## Task prompt
Say how many lines of these entries include the word "Preview", and answer with the number alone.

[Stored data entries]
↓
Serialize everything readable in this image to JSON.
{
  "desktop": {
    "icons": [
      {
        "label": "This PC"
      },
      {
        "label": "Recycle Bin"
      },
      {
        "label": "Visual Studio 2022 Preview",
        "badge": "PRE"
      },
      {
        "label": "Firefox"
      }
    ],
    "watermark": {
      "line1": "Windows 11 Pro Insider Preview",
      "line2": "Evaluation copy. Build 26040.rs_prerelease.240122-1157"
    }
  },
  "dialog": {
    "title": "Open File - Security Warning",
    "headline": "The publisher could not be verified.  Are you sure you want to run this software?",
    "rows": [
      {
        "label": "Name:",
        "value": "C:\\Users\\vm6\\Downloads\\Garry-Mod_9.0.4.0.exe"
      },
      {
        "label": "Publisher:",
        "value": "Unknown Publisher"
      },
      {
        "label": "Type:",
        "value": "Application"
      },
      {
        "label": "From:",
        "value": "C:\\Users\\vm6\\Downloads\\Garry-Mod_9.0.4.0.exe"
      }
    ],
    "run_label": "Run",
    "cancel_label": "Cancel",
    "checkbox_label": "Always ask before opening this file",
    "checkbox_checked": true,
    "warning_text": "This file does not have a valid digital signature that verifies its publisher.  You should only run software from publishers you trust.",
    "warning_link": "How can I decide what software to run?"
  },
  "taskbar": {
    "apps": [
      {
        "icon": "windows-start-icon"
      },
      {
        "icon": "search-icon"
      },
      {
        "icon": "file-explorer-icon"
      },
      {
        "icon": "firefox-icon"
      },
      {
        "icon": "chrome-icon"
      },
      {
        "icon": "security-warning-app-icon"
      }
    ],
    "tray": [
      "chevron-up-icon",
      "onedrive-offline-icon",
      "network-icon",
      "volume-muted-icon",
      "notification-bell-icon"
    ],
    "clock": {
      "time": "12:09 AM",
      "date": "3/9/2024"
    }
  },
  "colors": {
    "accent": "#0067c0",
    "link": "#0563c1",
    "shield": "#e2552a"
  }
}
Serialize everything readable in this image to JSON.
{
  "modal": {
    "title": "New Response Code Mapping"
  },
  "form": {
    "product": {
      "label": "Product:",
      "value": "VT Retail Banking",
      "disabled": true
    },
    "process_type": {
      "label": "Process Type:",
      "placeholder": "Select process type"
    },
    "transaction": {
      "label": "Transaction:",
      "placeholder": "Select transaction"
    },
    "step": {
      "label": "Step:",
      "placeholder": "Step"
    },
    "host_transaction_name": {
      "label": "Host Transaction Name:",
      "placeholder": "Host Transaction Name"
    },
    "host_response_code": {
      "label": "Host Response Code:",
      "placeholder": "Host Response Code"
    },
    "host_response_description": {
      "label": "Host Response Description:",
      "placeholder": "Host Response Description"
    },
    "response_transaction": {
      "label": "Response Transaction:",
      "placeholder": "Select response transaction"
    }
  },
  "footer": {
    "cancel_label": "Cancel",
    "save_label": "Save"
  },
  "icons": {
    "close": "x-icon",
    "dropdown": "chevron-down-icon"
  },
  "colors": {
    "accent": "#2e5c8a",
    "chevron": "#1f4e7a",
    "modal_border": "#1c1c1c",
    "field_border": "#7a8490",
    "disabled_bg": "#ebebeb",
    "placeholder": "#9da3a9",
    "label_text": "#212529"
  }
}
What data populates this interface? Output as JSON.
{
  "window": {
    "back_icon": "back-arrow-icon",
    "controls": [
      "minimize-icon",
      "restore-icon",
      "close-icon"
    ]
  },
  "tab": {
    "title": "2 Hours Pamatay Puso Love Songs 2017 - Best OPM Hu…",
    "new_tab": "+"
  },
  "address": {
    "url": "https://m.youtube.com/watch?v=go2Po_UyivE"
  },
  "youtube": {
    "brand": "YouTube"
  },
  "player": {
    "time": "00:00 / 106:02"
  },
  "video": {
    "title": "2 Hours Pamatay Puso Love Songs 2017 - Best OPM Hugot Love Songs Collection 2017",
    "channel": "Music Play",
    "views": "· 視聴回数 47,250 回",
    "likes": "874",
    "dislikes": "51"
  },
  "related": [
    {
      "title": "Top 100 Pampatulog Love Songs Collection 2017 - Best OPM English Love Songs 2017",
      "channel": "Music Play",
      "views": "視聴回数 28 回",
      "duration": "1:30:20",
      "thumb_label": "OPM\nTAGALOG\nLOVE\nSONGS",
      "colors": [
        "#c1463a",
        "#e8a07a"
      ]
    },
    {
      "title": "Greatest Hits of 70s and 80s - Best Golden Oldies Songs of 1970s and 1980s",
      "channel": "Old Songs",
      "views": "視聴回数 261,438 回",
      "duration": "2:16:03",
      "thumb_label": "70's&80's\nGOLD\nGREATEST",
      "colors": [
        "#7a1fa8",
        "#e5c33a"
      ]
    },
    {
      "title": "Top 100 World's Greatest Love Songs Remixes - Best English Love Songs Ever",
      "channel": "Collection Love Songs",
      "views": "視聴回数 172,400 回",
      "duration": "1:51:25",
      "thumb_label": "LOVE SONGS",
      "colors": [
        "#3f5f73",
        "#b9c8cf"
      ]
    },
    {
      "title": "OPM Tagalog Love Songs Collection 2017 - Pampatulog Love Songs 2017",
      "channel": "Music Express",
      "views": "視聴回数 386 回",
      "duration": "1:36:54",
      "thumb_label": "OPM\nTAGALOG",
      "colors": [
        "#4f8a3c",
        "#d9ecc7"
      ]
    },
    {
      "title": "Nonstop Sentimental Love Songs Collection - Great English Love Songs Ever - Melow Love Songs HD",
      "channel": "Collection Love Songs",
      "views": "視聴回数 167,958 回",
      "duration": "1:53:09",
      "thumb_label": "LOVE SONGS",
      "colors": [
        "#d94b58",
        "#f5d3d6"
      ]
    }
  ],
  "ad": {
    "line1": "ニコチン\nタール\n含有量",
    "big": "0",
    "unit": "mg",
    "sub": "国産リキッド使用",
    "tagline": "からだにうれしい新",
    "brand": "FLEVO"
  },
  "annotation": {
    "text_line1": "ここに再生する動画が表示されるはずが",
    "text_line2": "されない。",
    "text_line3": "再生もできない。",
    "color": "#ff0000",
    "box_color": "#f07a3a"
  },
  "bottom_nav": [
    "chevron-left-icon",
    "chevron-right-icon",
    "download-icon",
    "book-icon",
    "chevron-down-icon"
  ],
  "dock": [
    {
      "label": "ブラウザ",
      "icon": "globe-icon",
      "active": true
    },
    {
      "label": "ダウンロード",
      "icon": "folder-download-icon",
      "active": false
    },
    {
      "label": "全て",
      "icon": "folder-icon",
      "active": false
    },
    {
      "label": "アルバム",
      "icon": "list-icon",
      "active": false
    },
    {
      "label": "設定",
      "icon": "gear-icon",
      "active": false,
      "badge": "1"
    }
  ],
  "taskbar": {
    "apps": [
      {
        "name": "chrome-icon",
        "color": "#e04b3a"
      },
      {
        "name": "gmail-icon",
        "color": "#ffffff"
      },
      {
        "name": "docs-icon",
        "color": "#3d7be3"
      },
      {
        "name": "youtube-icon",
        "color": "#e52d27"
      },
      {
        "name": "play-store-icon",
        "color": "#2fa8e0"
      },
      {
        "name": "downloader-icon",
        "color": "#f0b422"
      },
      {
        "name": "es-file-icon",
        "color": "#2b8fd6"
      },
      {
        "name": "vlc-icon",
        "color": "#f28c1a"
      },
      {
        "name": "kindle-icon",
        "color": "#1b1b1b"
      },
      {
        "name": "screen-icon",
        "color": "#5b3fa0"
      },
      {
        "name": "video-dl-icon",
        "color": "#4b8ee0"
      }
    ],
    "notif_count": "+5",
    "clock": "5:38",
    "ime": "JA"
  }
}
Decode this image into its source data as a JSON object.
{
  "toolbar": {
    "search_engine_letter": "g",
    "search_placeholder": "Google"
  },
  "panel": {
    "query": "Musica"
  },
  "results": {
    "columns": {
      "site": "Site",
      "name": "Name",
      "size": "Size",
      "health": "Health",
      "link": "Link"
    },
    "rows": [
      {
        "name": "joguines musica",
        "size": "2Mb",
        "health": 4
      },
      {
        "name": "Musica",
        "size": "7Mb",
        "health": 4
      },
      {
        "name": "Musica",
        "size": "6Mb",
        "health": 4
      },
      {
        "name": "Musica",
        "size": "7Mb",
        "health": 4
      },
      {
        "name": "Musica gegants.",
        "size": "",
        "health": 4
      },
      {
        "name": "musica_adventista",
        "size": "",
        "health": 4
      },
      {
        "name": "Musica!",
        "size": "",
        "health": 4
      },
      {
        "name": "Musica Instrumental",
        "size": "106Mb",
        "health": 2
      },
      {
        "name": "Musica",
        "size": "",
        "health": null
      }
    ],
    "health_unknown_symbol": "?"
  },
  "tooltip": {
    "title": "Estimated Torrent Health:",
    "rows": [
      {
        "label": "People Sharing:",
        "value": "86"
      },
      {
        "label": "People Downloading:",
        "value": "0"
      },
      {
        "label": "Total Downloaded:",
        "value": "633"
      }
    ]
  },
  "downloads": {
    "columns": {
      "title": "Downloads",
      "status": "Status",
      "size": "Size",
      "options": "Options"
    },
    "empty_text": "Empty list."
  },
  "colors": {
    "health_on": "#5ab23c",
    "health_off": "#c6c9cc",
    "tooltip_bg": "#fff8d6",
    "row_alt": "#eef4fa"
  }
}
↑
## Answer for the task
2